## Do this
Show all lines holding the string "text".

## Supplied records
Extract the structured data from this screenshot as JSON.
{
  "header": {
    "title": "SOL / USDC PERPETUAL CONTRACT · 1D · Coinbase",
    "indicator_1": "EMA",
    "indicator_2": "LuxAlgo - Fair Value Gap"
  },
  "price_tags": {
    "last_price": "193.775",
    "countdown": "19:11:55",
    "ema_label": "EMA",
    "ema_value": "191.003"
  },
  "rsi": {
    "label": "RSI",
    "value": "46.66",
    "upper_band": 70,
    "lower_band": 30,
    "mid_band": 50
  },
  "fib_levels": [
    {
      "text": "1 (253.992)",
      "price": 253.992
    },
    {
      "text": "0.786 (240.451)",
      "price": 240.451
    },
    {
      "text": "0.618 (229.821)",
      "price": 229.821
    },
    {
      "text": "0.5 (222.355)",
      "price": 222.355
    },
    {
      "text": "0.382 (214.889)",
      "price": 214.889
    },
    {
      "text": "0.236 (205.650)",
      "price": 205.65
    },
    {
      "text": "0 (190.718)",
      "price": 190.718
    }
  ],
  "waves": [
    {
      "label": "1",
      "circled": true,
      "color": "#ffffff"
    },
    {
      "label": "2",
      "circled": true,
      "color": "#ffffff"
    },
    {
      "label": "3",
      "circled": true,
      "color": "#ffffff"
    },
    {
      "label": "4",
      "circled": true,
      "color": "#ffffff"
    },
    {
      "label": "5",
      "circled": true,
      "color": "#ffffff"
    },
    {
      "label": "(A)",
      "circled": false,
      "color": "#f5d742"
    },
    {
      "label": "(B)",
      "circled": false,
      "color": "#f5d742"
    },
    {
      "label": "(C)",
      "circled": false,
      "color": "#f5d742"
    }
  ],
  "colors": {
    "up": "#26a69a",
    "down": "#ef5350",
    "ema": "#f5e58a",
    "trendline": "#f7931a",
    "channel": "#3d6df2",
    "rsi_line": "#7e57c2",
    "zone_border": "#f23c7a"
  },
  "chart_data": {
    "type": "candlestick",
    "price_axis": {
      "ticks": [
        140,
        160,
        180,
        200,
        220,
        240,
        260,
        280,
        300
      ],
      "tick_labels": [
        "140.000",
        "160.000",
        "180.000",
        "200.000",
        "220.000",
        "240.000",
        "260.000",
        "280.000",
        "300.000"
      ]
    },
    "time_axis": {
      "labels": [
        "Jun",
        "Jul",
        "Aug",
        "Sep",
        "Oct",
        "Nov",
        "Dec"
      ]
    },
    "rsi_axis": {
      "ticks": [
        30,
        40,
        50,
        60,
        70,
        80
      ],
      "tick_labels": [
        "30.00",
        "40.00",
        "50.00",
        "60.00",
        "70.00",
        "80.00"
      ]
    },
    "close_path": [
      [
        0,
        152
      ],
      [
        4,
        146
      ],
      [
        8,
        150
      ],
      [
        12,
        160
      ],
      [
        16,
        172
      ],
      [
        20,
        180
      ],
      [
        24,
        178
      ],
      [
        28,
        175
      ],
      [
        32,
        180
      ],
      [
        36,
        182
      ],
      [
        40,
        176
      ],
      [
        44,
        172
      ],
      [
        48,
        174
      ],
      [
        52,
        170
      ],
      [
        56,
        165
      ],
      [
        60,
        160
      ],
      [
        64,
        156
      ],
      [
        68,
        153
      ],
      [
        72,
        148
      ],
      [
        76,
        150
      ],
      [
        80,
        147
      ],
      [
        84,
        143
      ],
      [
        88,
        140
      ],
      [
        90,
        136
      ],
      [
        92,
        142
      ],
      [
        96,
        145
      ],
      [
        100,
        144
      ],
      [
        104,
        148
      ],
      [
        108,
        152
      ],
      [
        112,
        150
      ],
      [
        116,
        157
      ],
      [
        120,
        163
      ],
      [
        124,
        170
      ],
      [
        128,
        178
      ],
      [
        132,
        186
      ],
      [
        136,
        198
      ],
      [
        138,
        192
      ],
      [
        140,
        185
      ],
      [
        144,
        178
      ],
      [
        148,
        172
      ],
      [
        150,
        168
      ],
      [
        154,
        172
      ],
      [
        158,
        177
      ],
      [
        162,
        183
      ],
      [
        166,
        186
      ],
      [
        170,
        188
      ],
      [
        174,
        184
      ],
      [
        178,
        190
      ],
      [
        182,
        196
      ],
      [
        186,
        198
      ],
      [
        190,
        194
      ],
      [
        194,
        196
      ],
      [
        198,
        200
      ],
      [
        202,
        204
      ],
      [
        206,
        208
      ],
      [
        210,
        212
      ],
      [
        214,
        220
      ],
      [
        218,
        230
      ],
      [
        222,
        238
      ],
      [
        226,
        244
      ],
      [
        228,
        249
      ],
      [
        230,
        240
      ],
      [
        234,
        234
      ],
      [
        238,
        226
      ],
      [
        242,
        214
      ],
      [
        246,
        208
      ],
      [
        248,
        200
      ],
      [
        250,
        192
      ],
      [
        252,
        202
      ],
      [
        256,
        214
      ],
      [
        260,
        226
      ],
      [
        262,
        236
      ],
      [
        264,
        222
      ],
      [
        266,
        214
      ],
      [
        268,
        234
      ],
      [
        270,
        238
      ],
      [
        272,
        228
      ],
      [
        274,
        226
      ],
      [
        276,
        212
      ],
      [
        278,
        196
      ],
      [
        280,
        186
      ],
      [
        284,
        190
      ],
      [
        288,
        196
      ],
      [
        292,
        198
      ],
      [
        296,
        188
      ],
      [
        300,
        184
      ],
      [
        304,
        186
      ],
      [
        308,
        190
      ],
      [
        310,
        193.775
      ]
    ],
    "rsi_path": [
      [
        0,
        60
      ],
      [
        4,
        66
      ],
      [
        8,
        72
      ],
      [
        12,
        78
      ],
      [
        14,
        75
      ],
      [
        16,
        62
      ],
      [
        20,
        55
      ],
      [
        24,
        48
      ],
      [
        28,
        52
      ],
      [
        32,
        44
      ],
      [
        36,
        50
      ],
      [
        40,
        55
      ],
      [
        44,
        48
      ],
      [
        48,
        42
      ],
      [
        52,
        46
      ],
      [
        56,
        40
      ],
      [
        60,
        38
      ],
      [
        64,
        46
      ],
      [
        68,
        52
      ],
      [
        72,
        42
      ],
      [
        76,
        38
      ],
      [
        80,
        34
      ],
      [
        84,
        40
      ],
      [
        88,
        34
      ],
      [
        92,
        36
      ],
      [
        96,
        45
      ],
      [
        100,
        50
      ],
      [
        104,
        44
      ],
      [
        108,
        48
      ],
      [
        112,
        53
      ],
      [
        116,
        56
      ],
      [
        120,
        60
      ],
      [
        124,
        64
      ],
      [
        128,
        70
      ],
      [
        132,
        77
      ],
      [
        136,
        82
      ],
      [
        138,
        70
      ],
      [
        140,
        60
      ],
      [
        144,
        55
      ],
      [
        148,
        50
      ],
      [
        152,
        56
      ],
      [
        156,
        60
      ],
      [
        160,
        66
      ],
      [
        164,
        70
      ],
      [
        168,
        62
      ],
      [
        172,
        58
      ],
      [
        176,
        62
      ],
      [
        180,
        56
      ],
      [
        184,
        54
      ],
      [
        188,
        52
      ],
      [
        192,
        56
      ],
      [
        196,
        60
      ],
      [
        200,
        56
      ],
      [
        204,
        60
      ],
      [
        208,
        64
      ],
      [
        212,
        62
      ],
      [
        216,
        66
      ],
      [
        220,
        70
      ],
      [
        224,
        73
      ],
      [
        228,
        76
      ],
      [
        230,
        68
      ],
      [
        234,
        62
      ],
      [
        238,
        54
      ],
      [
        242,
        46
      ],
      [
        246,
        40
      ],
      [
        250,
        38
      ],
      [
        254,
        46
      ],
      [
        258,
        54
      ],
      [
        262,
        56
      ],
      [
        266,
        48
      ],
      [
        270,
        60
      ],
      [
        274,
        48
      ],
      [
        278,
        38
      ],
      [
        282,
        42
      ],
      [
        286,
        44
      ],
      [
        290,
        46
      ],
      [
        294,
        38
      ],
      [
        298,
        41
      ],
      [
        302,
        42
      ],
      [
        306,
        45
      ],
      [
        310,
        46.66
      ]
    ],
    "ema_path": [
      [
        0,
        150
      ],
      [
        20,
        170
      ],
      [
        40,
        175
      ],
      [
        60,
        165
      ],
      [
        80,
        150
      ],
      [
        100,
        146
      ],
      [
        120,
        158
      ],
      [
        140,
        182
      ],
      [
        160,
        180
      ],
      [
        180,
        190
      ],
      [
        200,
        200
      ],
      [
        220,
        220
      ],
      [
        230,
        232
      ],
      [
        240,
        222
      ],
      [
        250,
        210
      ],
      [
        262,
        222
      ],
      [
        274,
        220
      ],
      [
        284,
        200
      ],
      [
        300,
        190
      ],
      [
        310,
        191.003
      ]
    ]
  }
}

## Exercise result
      "text": "1 (253.992)",
      "text": "0.786 (240.451)",
      "text": "0.618 (229.821)",
      "text": "0.5 (222.355)",
      "text": "0.382 (214.889)",
      "text": "0.236 (205.650)",
      "text": "0 (190.718)",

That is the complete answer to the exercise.